> [The problem]
Output only the count of lines that contain "trước".

>> start Given records

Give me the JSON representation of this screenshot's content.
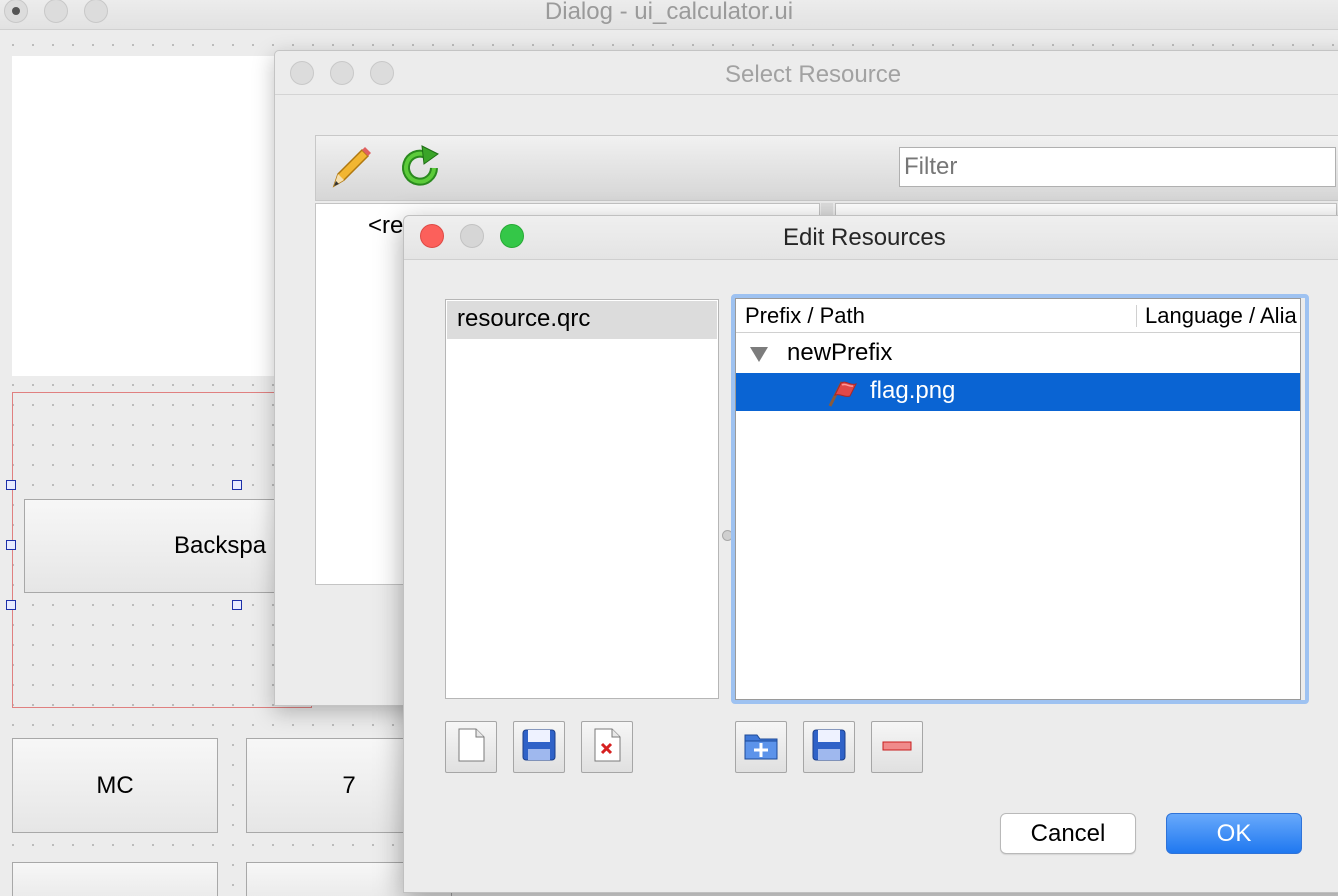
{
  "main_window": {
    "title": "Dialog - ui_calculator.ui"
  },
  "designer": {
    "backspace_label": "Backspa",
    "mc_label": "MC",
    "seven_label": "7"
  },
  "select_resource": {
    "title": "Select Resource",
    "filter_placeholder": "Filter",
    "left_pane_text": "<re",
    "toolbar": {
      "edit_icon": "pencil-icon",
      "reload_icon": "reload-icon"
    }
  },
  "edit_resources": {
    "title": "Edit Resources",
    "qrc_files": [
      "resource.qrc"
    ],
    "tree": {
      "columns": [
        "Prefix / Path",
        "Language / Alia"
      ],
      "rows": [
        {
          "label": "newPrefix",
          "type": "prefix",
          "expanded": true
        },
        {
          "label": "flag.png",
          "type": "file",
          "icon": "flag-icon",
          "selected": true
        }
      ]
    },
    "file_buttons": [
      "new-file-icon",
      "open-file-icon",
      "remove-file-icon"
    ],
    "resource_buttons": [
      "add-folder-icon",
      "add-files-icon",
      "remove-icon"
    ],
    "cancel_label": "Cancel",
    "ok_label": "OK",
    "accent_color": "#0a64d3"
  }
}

>> end Given records
>> start Given records

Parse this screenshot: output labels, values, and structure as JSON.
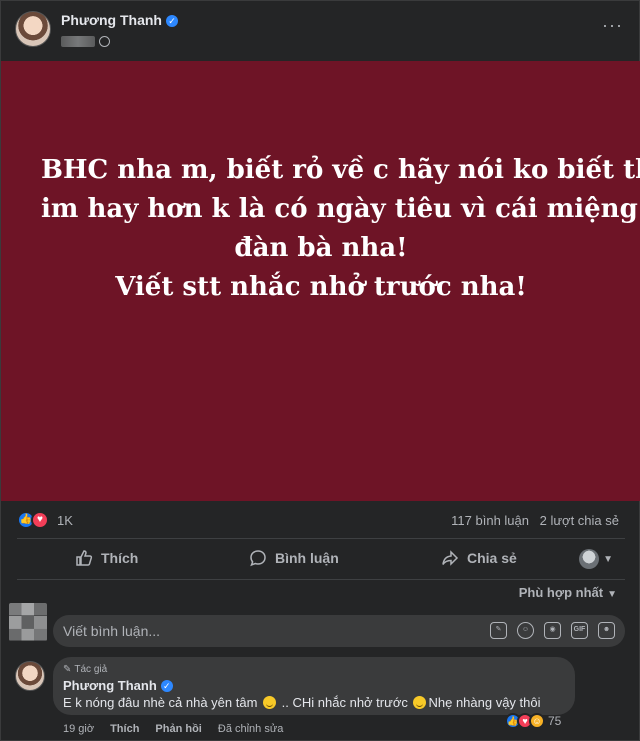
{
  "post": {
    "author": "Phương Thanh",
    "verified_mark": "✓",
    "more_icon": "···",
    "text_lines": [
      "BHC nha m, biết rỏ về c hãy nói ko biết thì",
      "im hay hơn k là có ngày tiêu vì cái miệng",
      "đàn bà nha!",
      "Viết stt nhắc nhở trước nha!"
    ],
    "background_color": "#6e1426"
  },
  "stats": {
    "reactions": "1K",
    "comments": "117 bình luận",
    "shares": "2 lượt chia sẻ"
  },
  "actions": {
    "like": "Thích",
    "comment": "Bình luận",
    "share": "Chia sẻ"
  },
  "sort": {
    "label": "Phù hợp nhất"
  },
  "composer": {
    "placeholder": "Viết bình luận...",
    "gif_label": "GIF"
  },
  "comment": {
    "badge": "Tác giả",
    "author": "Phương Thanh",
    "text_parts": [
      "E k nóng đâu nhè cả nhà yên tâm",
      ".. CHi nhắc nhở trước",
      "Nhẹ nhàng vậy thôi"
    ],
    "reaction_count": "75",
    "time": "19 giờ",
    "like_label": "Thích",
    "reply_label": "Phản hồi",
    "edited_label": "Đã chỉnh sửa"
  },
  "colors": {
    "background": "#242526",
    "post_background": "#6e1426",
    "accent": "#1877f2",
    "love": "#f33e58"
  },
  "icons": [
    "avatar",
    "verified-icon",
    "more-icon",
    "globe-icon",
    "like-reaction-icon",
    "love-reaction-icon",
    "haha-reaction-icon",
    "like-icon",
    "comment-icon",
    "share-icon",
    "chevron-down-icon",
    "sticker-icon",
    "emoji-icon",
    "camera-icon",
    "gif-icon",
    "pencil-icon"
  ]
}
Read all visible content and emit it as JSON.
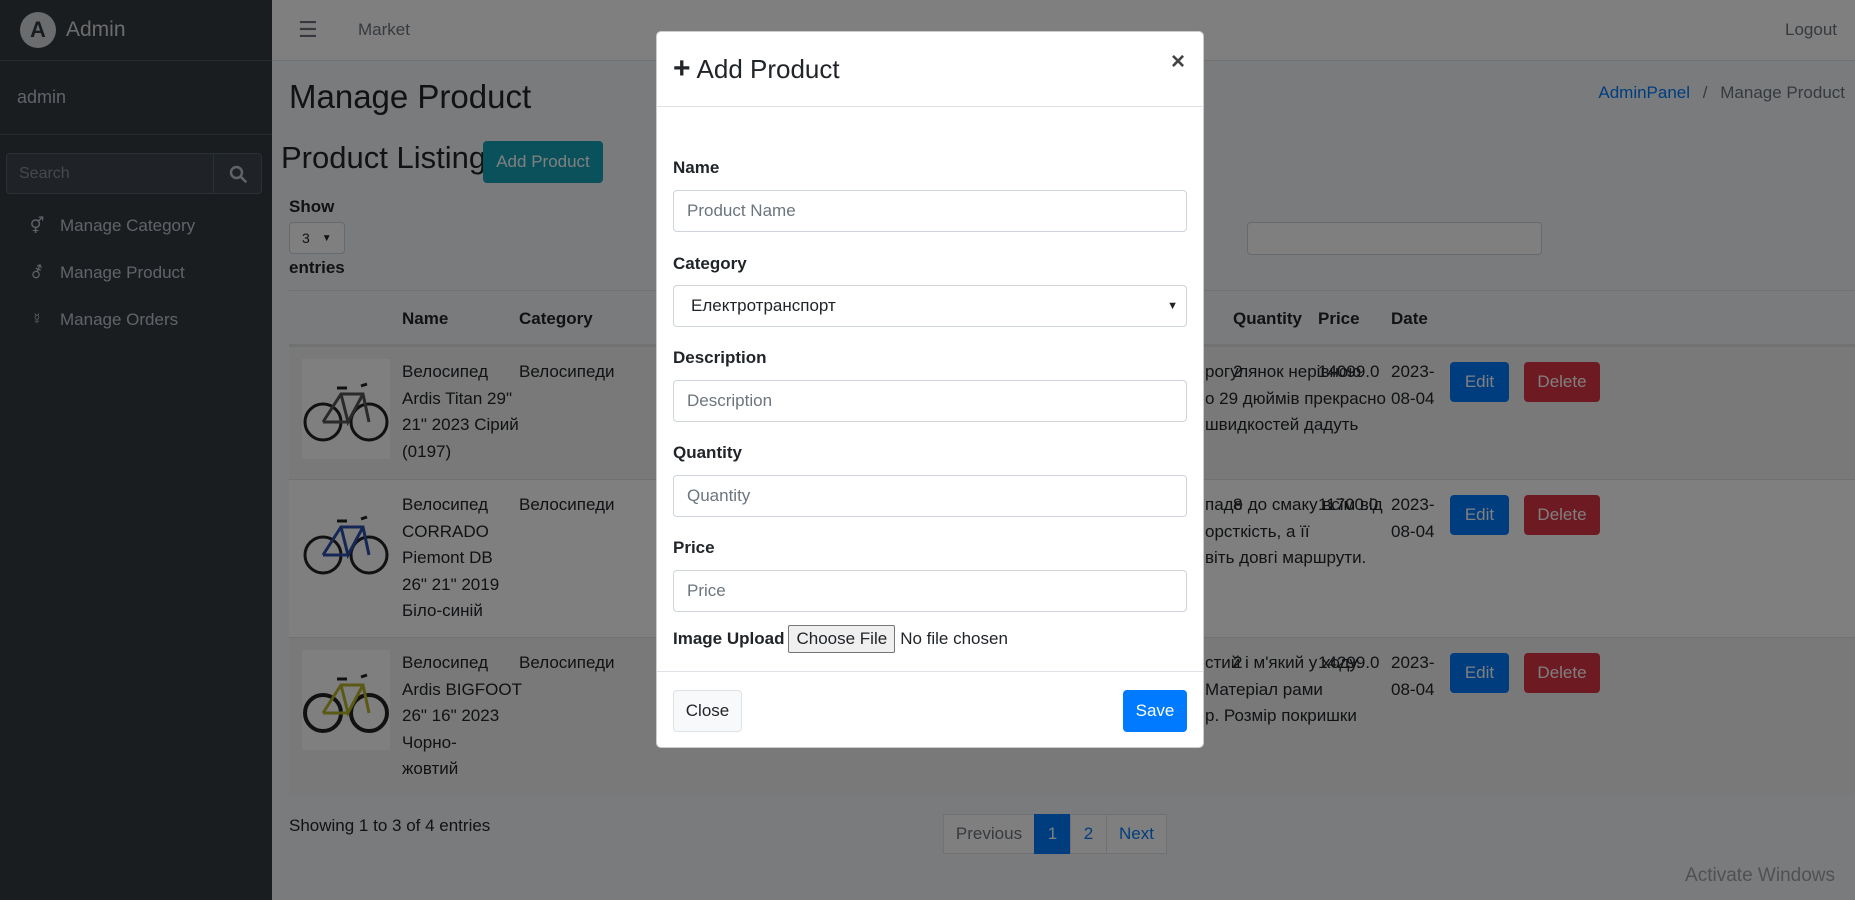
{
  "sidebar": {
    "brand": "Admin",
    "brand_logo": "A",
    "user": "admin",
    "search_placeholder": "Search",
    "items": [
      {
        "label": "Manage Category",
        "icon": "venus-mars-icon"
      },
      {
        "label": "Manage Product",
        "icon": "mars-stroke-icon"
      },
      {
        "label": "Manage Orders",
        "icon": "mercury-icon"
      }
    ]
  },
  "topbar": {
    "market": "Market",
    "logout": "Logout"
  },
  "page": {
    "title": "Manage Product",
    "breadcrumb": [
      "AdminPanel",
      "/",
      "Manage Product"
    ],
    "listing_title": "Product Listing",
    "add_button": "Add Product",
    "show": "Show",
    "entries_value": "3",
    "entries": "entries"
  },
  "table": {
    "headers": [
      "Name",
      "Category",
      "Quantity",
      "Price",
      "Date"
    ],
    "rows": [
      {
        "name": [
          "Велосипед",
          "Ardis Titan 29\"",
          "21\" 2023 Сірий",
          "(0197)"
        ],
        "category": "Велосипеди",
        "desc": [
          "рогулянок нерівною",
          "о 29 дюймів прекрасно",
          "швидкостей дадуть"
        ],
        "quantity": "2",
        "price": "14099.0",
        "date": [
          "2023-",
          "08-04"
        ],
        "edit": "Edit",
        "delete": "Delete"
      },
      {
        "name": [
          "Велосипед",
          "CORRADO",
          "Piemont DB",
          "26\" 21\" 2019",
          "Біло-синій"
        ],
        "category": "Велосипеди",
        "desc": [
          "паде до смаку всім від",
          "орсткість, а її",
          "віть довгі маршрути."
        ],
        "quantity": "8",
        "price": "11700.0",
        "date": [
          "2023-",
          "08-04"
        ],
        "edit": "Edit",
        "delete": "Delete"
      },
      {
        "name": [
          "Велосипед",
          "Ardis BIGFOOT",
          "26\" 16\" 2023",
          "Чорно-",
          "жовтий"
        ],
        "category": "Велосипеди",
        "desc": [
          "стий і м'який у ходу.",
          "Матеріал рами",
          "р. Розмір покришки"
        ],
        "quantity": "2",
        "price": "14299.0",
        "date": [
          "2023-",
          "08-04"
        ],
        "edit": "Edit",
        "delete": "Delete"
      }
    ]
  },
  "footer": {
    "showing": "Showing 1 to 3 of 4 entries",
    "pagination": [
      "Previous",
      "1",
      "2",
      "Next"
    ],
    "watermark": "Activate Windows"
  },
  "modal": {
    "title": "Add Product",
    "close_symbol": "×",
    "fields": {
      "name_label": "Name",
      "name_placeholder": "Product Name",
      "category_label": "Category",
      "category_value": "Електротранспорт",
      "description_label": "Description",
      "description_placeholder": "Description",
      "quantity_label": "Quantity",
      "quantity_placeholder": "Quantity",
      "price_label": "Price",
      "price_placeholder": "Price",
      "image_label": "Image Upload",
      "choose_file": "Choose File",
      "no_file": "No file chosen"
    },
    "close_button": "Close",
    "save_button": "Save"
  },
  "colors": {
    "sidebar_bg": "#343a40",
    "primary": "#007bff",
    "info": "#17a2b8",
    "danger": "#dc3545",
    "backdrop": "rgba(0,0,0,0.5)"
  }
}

>> end Given records

> [Response to the exercise]
2